Where a line holds the word "Storage", copy that line.

━━━━━ Source material

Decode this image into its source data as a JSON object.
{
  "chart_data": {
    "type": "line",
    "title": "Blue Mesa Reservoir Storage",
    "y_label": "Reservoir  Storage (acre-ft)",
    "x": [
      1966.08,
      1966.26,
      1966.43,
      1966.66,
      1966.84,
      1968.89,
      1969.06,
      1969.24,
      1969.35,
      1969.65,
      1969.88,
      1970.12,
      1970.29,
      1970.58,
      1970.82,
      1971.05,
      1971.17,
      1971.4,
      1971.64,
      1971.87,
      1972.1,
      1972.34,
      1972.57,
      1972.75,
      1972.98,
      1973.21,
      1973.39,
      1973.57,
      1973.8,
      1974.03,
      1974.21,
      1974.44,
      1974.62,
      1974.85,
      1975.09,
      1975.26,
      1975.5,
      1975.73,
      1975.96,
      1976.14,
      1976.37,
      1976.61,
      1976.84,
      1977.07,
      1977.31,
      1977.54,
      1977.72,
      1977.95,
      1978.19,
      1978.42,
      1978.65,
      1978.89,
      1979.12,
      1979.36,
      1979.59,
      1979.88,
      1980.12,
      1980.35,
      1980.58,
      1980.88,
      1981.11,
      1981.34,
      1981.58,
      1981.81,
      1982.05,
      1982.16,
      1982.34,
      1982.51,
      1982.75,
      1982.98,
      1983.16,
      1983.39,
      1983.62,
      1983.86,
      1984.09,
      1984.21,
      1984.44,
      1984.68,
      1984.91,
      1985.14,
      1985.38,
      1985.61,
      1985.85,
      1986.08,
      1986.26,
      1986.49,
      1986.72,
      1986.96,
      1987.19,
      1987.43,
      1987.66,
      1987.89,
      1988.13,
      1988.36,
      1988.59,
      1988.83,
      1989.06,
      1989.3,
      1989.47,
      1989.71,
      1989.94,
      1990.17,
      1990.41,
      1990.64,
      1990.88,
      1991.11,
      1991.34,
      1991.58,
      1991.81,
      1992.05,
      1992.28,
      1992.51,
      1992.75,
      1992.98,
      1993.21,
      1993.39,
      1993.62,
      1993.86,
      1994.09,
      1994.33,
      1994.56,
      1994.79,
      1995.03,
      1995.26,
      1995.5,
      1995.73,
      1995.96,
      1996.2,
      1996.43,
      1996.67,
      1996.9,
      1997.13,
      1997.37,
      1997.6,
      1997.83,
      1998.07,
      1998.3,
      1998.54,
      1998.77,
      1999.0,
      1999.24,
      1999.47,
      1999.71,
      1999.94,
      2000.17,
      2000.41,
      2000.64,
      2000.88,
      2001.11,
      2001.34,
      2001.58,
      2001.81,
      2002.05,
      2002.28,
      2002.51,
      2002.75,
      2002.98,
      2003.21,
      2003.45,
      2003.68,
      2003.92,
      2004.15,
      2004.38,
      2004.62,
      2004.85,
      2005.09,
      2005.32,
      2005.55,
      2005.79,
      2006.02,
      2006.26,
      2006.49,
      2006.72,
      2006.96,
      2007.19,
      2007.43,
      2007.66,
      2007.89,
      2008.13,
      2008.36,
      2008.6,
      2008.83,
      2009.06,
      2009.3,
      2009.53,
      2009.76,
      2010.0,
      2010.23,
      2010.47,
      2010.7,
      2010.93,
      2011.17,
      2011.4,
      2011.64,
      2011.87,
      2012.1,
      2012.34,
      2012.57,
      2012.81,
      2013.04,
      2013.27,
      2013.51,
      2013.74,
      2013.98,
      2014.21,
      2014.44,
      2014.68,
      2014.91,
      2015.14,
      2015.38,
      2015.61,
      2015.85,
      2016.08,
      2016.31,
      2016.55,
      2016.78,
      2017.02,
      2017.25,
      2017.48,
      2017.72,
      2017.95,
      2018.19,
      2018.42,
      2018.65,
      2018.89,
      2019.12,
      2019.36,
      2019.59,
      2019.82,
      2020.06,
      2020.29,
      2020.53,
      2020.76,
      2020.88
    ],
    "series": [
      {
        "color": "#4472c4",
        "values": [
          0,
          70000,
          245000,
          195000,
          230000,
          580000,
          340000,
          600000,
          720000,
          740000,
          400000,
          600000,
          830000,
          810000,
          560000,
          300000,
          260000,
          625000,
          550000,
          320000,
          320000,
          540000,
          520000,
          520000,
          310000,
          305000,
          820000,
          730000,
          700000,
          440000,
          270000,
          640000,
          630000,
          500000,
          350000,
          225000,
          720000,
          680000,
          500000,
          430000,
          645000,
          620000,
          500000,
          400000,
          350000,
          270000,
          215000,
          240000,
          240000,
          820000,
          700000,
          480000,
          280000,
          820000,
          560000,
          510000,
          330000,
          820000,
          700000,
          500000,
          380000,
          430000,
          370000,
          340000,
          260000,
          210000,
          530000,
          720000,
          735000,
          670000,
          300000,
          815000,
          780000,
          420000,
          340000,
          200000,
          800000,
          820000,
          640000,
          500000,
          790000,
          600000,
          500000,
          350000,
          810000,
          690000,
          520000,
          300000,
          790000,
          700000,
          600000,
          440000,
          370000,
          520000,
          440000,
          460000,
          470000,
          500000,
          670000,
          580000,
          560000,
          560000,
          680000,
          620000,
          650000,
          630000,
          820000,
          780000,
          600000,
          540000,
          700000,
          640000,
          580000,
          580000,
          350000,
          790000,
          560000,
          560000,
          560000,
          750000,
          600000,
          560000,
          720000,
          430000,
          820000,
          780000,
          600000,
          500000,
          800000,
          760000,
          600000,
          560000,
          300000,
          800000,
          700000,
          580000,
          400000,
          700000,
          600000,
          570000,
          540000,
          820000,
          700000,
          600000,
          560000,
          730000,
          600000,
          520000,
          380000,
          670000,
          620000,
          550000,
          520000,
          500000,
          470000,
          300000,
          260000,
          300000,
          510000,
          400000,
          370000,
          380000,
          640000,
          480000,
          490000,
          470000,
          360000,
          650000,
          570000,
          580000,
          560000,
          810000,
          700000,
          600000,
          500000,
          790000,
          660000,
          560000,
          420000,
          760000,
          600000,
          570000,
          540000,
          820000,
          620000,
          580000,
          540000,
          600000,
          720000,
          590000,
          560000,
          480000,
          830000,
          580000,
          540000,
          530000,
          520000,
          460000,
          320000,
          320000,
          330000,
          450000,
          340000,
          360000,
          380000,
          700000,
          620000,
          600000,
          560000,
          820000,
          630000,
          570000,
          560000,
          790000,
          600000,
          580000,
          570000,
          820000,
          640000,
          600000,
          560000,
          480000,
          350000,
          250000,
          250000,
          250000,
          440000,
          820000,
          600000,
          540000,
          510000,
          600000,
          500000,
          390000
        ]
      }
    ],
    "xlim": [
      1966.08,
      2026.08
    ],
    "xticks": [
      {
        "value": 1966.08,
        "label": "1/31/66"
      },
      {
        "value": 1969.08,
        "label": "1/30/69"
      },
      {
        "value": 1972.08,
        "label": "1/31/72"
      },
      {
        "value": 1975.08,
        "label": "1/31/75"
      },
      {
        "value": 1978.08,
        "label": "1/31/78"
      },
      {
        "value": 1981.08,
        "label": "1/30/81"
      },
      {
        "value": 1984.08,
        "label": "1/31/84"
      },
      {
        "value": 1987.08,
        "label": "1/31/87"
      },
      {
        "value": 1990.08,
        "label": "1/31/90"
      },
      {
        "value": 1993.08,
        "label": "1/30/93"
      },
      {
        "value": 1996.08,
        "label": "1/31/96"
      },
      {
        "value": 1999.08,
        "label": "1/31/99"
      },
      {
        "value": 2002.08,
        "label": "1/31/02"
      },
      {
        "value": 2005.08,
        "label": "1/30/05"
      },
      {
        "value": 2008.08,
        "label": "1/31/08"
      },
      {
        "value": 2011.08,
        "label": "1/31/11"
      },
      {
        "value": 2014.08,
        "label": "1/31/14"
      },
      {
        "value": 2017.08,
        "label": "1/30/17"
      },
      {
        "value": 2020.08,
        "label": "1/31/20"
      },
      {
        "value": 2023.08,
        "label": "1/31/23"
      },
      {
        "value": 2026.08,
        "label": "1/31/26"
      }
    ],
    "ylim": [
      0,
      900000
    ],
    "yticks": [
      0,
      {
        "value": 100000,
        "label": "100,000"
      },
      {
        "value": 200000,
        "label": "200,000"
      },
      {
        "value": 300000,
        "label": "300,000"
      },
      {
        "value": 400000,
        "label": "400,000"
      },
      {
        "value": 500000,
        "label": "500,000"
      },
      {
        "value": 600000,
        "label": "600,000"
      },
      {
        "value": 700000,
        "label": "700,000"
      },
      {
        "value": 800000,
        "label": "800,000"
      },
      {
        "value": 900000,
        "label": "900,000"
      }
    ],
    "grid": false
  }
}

━━━━━━━━━━

▸ Solution to this task
    "title": "Blue Mesa Reservoir Storage",
    "y_label": "Reservoir  Storage (acre-ft)",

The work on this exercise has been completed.